# [GIVEN DATA]
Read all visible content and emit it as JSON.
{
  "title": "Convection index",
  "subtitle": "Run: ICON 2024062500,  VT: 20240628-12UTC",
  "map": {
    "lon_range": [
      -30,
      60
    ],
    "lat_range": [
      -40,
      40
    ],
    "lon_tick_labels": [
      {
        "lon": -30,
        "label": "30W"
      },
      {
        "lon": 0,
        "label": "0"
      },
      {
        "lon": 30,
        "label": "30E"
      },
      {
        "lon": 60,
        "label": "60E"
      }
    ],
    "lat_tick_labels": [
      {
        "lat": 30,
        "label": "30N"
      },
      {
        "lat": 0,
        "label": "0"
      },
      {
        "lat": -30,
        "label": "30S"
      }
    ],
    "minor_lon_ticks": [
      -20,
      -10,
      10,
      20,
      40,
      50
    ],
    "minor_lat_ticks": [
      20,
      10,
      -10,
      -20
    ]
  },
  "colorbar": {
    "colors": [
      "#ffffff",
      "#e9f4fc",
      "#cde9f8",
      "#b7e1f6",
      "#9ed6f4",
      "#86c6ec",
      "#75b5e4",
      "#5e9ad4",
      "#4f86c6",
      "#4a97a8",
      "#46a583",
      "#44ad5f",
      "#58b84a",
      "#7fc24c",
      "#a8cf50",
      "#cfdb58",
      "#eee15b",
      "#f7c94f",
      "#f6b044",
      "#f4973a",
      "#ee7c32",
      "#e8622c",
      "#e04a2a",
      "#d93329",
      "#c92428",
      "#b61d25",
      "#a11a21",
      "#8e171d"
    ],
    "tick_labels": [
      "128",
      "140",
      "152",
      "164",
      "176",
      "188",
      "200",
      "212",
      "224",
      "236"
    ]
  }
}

# [REQUIREMENTS]
Give every line of the material again, exactly as it reads.

# [SOLUTION TO THE PROBLEM]
Read all visible content and emit it as JSON.
{
  "title": "Convection index",
  "subtitle": "Run: ICON 2024062500,  VT: 20240628-12UTC",
  "map": {
    "lon_range": [
      -30,
      60
    ],
    "lat_range": [
      -40,
      40
    ],
    "lon_tick_labels": [
      {
        "lon": -30,
        "label": "30W"
      },
      {
        "lon": 0,
        "label": "0"
      },
      {
        "lon": 30,
        "label": "30E"
      },
      {
        "lon": 60,
        "label": "60E"
      }
    ],
    "lat_tick_labels": [
      {
        "lat": 30,
        "label": "30N"
      },
      {
        "lat": 0,
        "label": "0"
      },
      {
        "lat": -30,
        "label": "30S"
      }
    ],
    "minor_lon_ticks": [
      -20,
      -10,
      10,
      20,
      40,
      50
    ],
    "minor_lat_ticks": [
      20,
      10,
      -10,
      -20
    ]
  },
  "colorbar": {
    "colors": [
      "#ffffff",
      "#e9f4fc",
      "#cde9f8",
      "#b7e1f6",
      "#9ed6f4",
      "#86c6ec",
      "#75b5e4",
      "#5e9ad4",
      "#4f86c6",
      "#4a97a8",
      "#46a583",
      "#44ad5f",
      "#58b84a",
      "#7fc24c",
      "#a8cf50",
      "#cfdb58",
      "#eee15b",
      "#f7c94f",
      "#f6b044",
      "#f4973a",
      "#ee7c32",
      "#e8622c",
      "#e04a2a",
      "#d93329",
      "#c92428",
      "#b61d25",
      "#a11a21",
      "#8e171d"
    ],
    "tick_labels": [
      "128",
      "140",
      "152",
      "164",
      "176",
      "188",
      "200",
      "212",
      "224",
      "236"
    ]
  }
}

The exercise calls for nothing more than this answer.